_TASK INPUT:_
------------------------------------
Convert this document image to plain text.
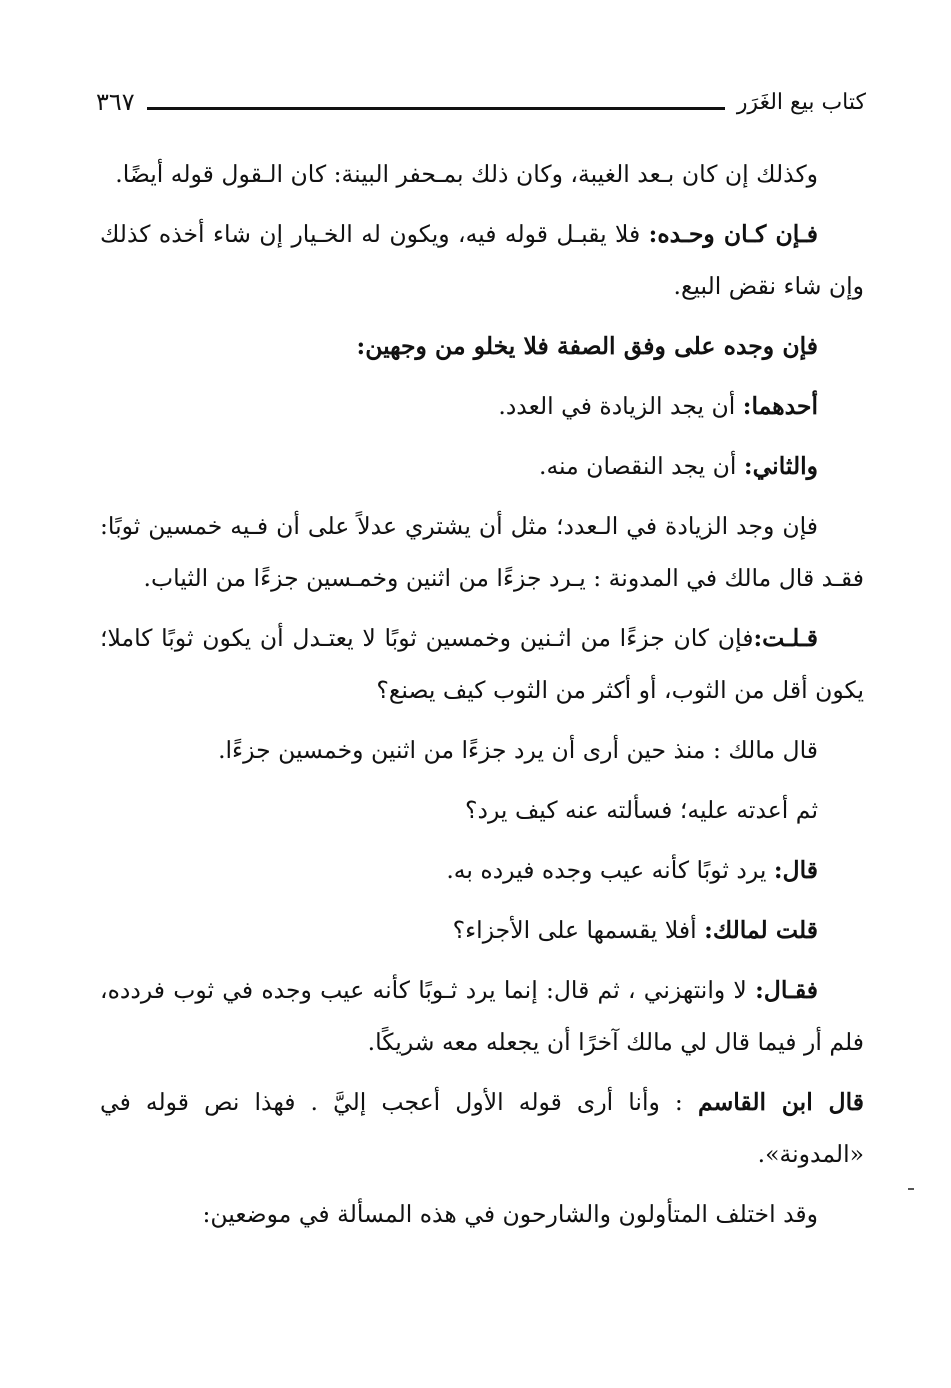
كتاب بيع الغَرَر
٣٦٧

وكذلك إن كان بـعد الغيبة، وكان ذلك بمـحفر البينة: كان الـقول قوله أيضًا.

فـإن كـان وحـده: فلا يقبـل قوله فيه، ويكون له الخـيار إن شاء أخذه كذلك وإن شاء نقض البيع.

فإن وجده على وفق الصفة فلا يخلو من وجهين:

أحدهما: أن يجد الزيادة في العدد.

والثاني: أن يجد النقصان منه.

فإن وجد الزيادة في الـعدد؛ مثل أن يشتري عدلاً على أن فـيه خمسين ثوبًا: فقـد قال مالك في المدونة : يـرد جزءًا من اثنين وخمـسين جزءًا من الثياب.

قـلـت:فإن كان جزءًا من اثـنين وخمسين ثوبًا لا يعتـدل أن يكون ثوبًا كاملا؛ يكون أقل من الثوب، أو أكثر من الثوب كيف يصنع؟

قال مالك : منذ حين أرى أن يرد جزءًا من اثنين وخمسين جزءًا.

ثم أعدته عليه؛ فسألته عنه كيف يرد؟

قال: يرد ثوبًا كأنه عيب وجده فيرده به.

قلت لمالك: أفلا يقسمها على الأجزاء؟

فقـال: لا وانتهزني ، ثم قال: إنما يرد ثـوبًا كأنه عيب وجده في ثوب فردده، فلم أر فيما قال لي مالك آخرًا أن يجعله معه شريكًا.

قال ابن القاسم : وأنا أرى قوله الأول أعجب إليَّ . فهذا نص قوله في «المدونة».

وقد اختلف المتأولون والشارحون في هذه المسألة في موضعين:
------------------------------------
_PROBLEM TO SOLVE:_
Without the images, write out each line of the data verbatim.

_THE ANSWER:_
Convert this document image to plain text.
كتاب بيع الغَرَر
٣٦٧

وكذلك إن كان بـعد الغيبة، وكان ذلك بمـحفر البينة: كان الـقول قوله أيضًا.

فـإن كـان وحـده: فلا يقبـل قوله فيه، ويكون له الخـيار إن شاء أخذه كذلك وإن شاء نقض البيع.

فإن وجده على وفق الصفة فلا يخلو من وجهين:

أحدهما: أن يجد الزيادة في العدد.

والثاني: أن يجد النقصان منه.

فإن وجد الزيادة في الـعدد؛ مثل أن يشتري عدلاً على أن فـيه خمسين ثوبًا: فقـد قال مالك في المدونة : يـرد جزءًا من اثنين وخمـسين جزءًا من الثياب.

قـلـت:فإن كان جزءًا من اثـنين وخمسين ثوبًا لا يعتـدل أن يكون ثوبًا كاملا؛ يكون أقل من الثوب، أو أكثر من الثوب كيف يصنع؟

قال مالك : منذ حين أرى أن يرد جزءًا من اثنين وخمسين جزءًا.

ثم أعدته عليه؛ فسألته عنه كيف يرد؟

قال: يرد ثوبًا كأنه عيب وجده فيرده به.

قلت لمالك: أفلا يقسمها على الأجزاء؟

فقـال: لا وانتهزني ، ثم قال: إنما يرد ثـوبًا كأنه عيب وجده في ثوب فردده، فلم أر فيما قال لي مالك آخرًا أن يجعله معه شريكًا.

قال ابن القاسم : وأنا أرى قوله الأول أعجب إليَّ . فهذا نص قوله في «المدونة».

وقد اختلف المتأولون والشارحون في هذه المسألة في موضعين:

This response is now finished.